▶ [What you need to do]: Starting at the line that contains "Give me a plain-text", print every remaining line of the entries, unchanged, and output nothing more.

** START Dataset excerpts **

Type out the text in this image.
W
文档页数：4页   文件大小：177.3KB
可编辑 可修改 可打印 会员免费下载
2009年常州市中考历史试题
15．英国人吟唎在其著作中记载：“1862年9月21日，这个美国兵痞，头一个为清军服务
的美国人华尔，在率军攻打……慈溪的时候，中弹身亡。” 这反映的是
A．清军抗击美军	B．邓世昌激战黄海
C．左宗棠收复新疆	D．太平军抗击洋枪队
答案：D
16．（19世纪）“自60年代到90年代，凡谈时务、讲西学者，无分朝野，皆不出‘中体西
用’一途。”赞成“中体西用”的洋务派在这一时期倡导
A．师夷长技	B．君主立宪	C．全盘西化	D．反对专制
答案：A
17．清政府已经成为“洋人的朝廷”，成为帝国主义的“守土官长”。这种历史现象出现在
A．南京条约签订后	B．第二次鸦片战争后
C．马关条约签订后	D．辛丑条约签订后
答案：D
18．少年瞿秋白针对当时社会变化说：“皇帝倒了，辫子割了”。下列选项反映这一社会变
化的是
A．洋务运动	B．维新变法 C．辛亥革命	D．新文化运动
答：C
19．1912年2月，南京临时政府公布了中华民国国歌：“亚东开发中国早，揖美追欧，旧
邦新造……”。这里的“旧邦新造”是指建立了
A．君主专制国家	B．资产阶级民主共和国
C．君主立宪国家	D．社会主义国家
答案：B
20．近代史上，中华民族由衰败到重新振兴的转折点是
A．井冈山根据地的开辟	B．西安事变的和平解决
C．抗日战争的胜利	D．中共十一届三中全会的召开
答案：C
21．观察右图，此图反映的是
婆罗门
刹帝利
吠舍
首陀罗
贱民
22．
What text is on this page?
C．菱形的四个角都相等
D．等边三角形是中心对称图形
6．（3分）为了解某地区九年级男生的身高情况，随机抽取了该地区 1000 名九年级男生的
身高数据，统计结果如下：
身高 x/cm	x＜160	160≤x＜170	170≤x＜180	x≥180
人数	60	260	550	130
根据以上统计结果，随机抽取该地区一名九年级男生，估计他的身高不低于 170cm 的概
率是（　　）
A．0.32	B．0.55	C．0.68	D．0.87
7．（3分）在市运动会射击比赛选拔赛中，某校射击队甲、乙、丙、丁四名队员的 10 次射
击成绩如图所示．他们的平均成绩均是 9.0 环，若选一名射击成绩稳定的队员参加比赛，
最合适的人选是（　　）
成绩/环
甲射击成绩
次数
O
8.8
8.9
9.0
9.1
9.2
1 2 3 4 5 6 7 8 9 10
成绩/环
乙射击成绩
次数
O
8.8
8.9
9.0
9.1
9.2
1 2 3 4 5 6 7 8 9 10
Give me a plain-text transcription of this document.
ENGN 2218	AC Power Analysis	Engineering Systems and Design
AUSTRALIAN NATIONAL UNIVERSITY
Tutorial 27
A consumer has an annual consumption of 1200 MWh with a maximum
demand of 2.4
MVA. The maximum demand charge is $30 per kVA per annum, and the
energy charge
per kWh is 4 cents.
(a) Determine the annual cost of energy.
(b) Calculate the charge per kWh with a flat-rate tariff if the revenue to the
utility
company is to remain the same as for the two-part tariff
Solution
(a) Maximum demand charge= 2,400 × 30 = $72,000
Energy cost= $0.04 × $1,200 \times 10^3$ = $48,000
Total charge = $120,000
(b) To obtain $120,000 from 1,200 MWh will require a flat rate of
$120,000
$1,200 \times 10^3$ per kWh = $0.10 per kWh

** END Dataset excerpts **

▶ [Result for this task]:
Give me a plain-text transcription of this document.
ENGN 2218	AC Power Analysis	Engineering Systems and Design
AUSTRALIAN NATIONAL UNIVERSITY
Tutorial 27
A consumer has an annual consumption of 1200 MWh with a maximum
demand of 2.4
MVA. The maximum demand charge is $30 per kVA per annum, and the
energy charge
per kWh is 4 cents.
(a) Determine the annual cost of energy.
(b) Calculate the charge per kWh with a flat-rate tariff if the revenue to the
utility
company is to remain the same as for the two-part tariff
Solution
(a) Maximum demand charge= 2,400 × 30 = $72,000
Energy cost= $0.04 × $1,200 \times 10^3$ = $48,000
Total charge = $120,000
(b) To obtain $120,000 from 1,200 MWh will require a flat rate of
$120,000
$1,200 \times 10^3$ per kWh = $0.10 per kWh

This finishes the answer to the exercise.